Copy the records below exactly, leaving out every picture.

=== MATERIAL FOR THIS EXERCISE ===

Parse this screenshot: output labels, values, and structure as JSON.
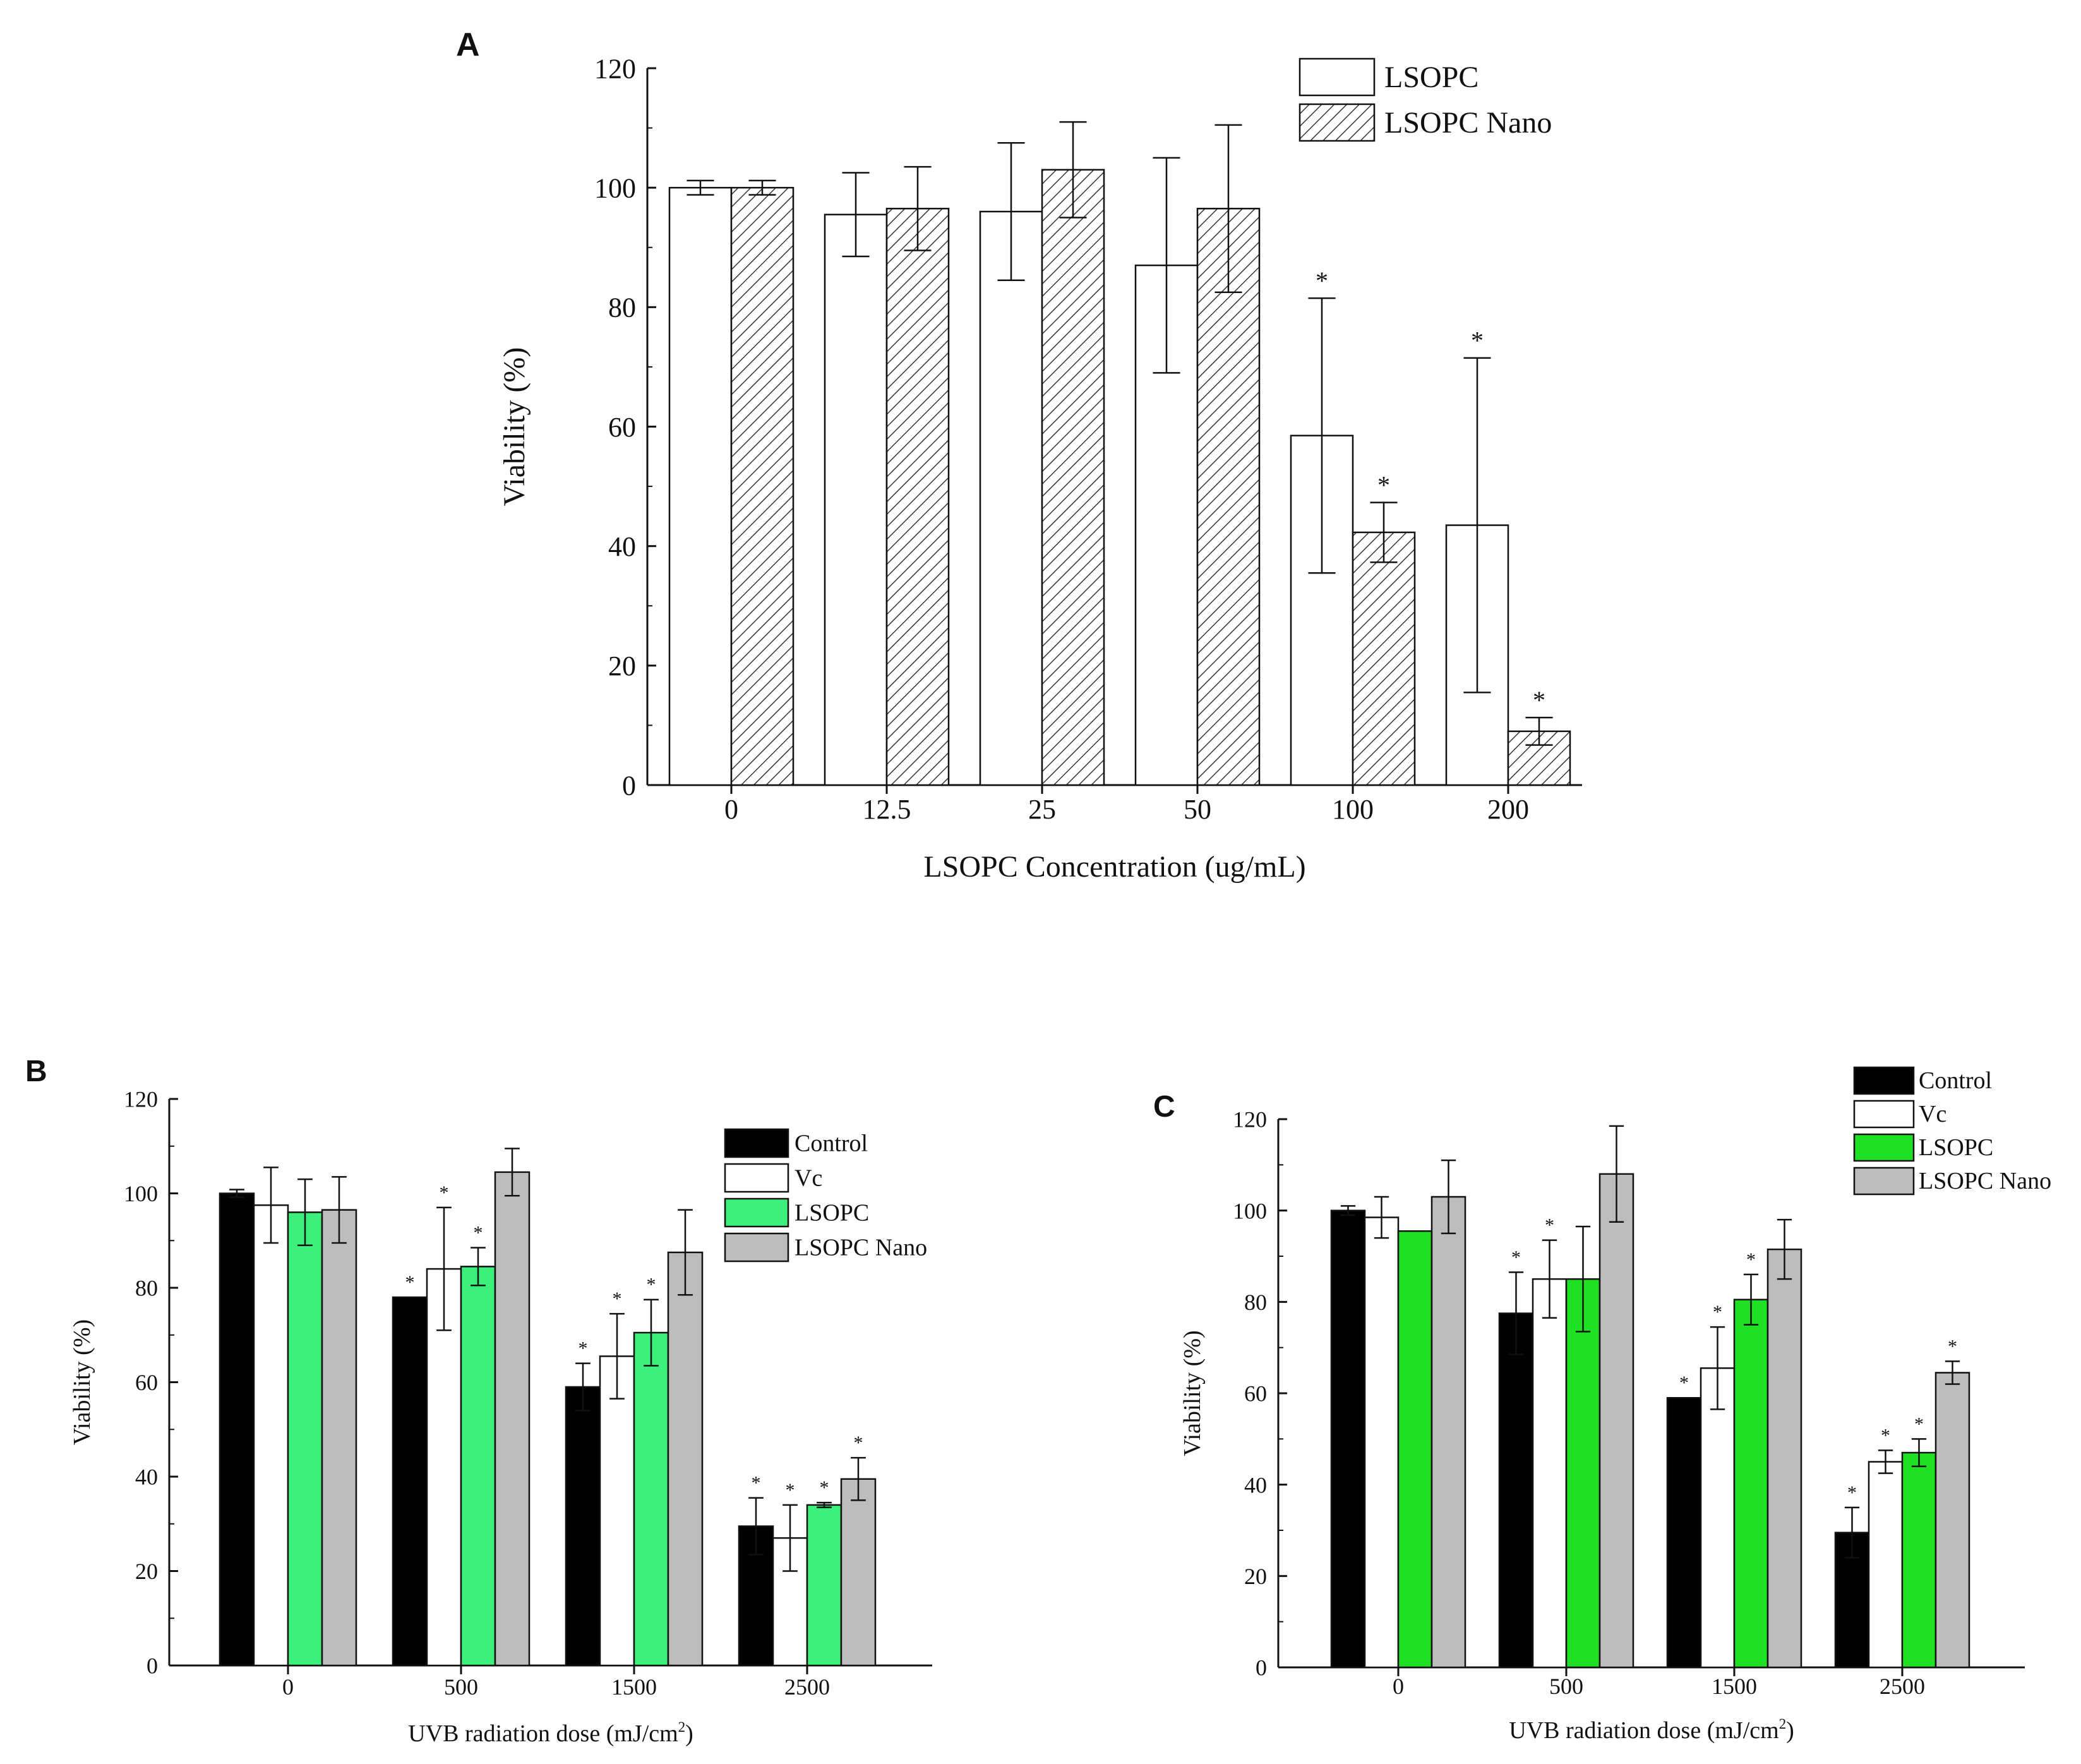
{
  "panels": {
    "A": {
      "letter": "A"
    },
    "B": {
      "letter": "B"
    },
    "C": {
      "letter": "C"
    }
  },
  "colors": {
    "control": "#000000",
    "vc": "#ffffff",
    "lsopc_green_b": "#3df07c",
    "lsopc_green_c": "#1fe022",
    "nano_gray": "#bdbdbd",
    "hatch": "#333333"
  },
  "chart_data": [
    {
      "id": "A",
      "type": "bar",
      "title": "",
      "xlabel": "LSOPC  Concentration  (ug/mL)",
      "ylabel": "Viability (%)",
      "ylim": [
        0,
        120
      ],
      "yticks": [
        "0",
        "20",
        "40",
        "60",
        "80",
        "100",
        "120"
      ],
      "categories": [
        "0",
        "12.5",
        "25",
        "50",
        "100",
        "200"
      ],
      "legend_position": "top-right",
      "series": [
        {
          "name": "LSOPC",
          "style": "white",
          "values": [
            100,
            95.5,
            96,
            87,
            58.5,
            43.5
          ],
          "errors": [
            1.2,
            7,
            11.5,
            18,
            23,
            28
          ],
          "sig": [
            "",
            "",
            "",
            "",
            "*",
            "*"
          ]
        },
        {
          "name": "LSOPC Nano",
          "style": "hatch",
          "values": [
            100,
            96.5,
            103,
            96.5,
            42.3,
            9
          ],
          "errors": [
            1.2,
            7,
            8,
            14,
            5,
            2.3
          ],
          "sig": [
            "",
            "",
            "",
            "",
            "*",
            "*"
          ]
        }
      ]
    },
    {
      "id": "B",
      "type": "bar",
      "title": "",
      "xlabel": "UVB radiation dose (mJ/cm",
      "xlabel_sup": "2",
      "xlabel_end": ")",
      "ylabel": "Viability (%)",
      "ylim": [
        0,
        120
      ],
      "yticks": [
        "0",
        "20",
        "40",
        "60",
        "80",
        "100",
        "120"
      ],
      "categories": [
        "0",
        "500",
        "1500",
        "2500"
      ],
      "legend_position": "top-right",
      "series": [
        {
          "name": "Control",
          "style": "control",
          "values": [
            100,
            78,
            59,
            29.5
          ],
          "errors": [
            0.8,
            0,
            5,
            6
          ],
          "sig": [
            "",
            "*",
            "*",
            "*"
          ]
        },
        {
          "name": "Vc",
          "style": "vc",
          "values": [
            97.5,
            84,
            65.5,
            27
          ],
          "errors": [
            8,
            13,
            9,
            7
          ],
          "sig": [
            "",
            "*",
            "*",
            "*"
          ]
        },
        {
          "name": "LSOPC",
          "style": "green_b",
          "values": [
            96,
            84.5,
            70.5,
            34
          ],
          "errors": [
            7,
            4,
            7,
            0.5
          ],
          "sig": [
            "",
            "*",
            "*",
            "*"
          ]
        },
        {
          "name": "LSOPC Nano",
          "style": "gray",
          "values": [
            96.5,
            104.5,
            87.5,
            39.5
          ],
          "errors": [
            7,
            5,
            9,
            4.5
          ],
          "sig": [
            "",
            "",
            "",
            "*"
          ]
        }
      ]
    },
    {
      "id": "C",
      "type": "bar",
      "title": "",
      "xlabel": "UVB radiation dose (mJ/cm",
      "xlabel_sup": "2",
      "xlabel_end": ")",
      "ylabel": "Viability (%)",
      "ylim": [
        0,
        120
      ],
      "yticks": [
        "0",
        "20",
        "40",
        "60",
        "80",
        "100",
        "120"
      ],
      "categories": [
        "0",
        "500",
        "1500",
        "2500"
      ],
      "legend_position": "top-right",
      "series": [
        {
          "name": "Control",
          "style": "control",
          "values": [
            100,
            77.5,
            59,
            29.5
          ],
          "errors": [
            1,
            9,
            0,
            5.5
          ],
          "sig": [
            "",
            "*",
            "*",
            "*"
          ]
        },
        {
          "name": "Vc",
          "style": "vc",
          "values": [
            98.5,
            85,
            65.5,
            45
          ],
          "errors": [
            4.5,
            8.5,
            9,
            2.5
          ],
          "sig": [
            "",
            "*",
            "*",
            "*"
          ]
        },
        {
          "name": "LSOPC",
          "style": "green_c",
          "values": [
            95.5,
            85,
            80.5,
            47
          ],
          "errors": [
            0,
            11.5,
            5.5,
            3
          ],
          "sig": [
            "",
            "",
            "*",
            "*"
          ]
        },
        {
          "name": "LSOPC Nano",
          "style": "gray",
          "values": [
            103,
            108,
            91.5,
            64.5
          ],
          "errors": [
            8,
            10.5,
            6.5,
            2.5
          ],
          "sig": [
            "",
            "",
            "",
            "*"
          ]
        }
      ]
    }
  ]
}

===

THE RESULT:
Parse this screenshot: output labels, values, and structure as JSON.
{
  "panels": {
    "A": {
      "letter": "A"
    },
    "B": {
      "letter": "B"
    },
    "C": {
      "letter": "C"
    }
  },
  "colors": {
    "control": "#000000",
    "vc": "#ffffff",
    "lsopc_green_b": "#3df07c",
    "lsopc_green_c": "#1fe022",
    "nano_gray": "#bdbdbd",
    "hatch": "#333333"
  },
  "chart_data": [
    {
      "id": "A",
      "type": "bar",
      "title": "",
      "xlabel": "LSOPC  Concentration  (ug/mL)",
      "ylabel": "Viability (%)",
      "ylim": [
        0,
        120
      ],
      "yticks": [
        "0",
        "20",
        "40",
        "60",
        "80",
        "100",
        "120"
      ],
      "categories": [
        "0",
        "12.5",
        "25",
        "50",
        "100",
        "200"
      ],
      "legend_position": "top-right",
      "series": [
        {
          "name": "LSOPC",
          "style": "white",
          "values": [
            100,
            95.5,
            96,
            87,
            58.5,
            43.5
          ],
          "errors": [
            1.2,
            7,
            11.5,
            18,
            23,
            28
          ],
          "sig": [
            "",
            "",
            "",
            "",
            "*",
            "*"
          ]
        },
        {
          "name": "LSOPC Nano",
          "style": "hatch",
          "values": [
            100,
            96.5,
            103,
            96.5,
            42.3,
            9
          ],
          "errors": [
            1.2,
            7,
            8,
            14,
            5,
            2.3
          ],
          "sig": [
            "",
            "",
            "",
            "",
            "*",
            "*"
          ]
        }
      ]
    },
    {
      "id": "B",
      "type": "bar",
      "title": "",
      "xlabel": "UVB radiation dose (mJ/cm",
      "xlabel_sup": "2",
      "xlabel_end": ")",
      "ylabel": "Viability (%)",
      "ylim": [
        0,
        120
      ],
      "yticks": [
        "0",
        "20",
        "40",
        "60",
        "80",
        "100",
        "120"
      ],
      "categories": [
        "0",
        "500",
        "1500",
        "2500"
      ],
      "legend_position": "top-right",
      "series": [
        {
          "name": "Control",
          "style": "control",
          "values": [
            100,
            78,
            59,
            29.5
          ],
          "errors": [
            0.8,
            0,
            5,
            6
          ],
          "sig": [
            "",
            "*",
            "*",
            "*"
          ]
        },
        {
          "name": "Vc",
          "style": "vc",
          "values": [
            97.5,
            84,
            65.5,
            27
          ],
          "errors": [
            8,
            13,
            9,
            7
          ],
          "sig": [
            "",
            "*",
            "*",
            "*"
          ]
        },
        {
          "name": "LSOPC",
          "style": "green_b",
          "values": [
            96,
            84.5,
            70.5,
            34
          ],
          "errors": [
            7,
            4,
            7,
            0.5
          ],
          "sig": [
            "",
            "*",
            "*",
            "*"
          ]
        },
        {
          "name": "LSOPC Nano",
          "style": "gray",
          "values": [
            96.5,
            104.5,
            87.5,
            39.5
          ],
          "errors": [
            7,
            5,
            9,
            4.5
          ],
          "sig": [
            "",
            "",
            "",
            "*"
          ]
        }
      ]
    },
    {
      "id": "C",
      "type": "bar",
      "title": "",
      "xlabel": "UVB radiation dose (mJ/cm",
      "xlabel_sup": "2",
      "xlabel_end": ")",
      "ylabel": "Viability (%)",
      "ylim": [
        0,
        120
      ],
      "yticks": [
        "0",
        "20",
        "40",
        "60",
        "80",
        "100",
        "120"
      ],
      "categories": [
        "0",
        "500",
        "1500",
        "2500"
      ],
      "legend_position": "top-right",
      "series": [
        {
          "name": "Control",
          "style": "control",
          "values": [
            100,
            77.5,
            59,
            29.5
          ],
          "errors": [
            1,
            9,
            0,
            5.5
          ],
          "sig": [
            "",
            "*",
            "*",
            "*"
          ]
        },
        {
          "name": "Vc",
          "style": "vc",
          "values": [
            98.5,
            85,
            65.5,
            45
          ],
          "errors": [
            4.5,
            8.5,
            9,
            2.5
          ],
          "sig": [
            "",
            "*",
            "*",
            "*"
          ]
        },
        {
          "name": "LSOPC",
          "style": "green_c",
          "values": [
            95.5,
            85,
            80.5,
            47
          ],
          "errors": [
            0,
            11.5,
            5.5,
            3
          ],
          "sig": [
            "",
            "",
            "*",
            "*"
          ]
        },
        {
          "name": "LSOPC Nano",
          "style": "gray",
          "values": [
            103,
            108,
            91.5,
            64.5
          ],
          "errors": [
            8,
            10.5,
            6.5,
            2.5
          ],
          "sig": [
            "",
            "",
            "",
            "*"
          ]
        }
      ]
    }
  ]
}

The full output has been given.